• **EXERCISE AIM**
In the post on Reddit API pricing below, on what date did Reddit set the paid rate of $0.24 per 1,000 API calls?

← All posts

Is the Reddit API free? What it costs and the limits

Kevin Wang
Kevin Wang
Founder, AnyAPI · June 30, 2026
redditapihow-to
Is the Reddit API free? What it costs and the limits
TL;DR

Yes, Reddit has an official API with a free tier: 100 queries a minute when you log in with OAuth, for non-commercial use. Go over that, or use it for anything commercial, and it's $0.24 per 1,000 calls on a paid plan you have to get approved for, and realistically that approval goes to large companies. Since late 2025, even the free tier needs Reddit to sign off on your app first. If you just want Reddit data without the OAuth app, the approval wait, or a contract, one call to a hosted endpoint returns posts, comments, and search results, priced in dollars per call.

You need Reddit data for something: monitoring what people say about your product, feeding threads into an AI model, or pulling leads out of subreddits.

Reddit has an official API for exactly this. The catch is that you probably can't get it.

Since late 2025 every app needs Reddit's approval before it works, and for anything commercial you basically don't get approved unless you're a large company. Plenty of developers submit and never hear back.

This post covers what's free, what it costs, and how to get Reddit data without that approval.

Is the Reddit API free? The short answer

Reddit has an official Data API, and yes, there's a free tier. It's capped at 100 queries per minute when you authenticate with OAuth, and 10 a minute if you don't. That's plenty for a personal project, a mod bot, or a research script.

It's not free for commercial use. The moment you're building something that makes money, or you cross the rate limit, you're on the paid tier at $0.24 per 1,000 API calls.

Reddit set that rate on June 1, 2023 and it's still the published number in 2026.

There's no monthly quota to track. The gate is the per-minute rate, measured over a rolling ten-minute window so you can burst a little.

Two catches most guides skip:

  • Everything real runs through OAuth. The 10-a-minute unauthenticated path is barely usable, so you're registering an app either way.
  • Since late 2025, you need approval first. Reddit's Responsible Builder Policy now requires every app to be approved before it can hit the API, personal projects included. So "free" doesn't mean you can just sign up and start pulling data anymore.

The three ways to get Reddit data line up like this:

Free tierPaid planAnyAPI
AuthOAuth appOAuth appOne API key
Reddit approvalRequired (since late 2025)Required, plus a contractNone
Rate limit100/min with OAuthNegotiatedNo per-key cap
Commercial useNot allowedAllowedAllowed
Price$0$0.24 / 1,000 calls$2 / 1,000 calls (no app, no approval)

• **RECORDED INFORMATION**
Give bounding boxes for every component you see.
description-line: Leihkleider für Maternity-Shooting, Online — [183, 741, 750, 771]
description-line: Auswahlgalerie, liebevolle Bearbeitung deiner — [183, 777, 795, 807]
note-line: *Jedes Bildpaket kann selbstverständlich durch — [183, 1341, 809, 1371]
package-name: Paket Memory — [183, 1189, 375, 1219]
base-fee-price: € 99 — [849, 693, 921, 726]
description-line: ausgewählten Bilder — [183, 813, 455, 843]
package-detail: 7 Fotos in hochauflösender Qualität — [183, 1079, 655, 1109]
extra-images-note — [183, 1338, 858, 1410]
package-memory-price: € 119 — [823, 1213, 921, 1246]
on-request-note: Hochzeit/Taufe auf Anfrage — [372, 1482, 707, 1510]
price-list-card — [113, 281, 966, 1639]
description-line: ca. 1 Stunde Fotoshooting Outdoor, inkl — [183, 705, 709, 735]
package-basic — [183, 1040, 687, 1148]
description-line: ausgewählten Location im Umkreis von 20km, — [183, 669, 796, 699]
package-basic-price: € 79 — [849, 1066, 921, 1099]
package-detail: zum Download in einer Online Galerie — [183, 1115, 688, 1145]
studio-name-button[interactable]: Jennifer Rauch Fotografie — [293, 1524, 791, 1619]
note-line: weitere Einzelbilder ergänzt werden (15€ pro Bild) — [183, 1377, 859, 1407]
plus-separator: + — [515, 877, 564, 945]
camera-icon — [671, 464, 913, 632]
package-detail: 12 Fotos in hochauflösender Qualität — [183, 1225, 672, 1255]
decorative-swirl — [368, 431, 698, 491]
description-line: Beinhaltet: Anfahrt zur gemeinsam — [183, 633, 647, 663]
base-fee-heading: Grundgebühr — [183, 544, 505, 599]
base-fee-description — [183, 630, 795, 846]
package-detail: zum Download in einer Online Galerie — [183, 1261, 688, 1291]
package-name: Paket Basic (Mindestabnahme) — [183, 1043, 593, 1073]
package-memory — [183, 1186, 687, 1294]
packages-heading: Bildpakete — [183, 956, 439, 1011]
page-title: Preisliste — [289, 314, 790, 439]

• **EXPECTED ANSWER**
June 1, 2023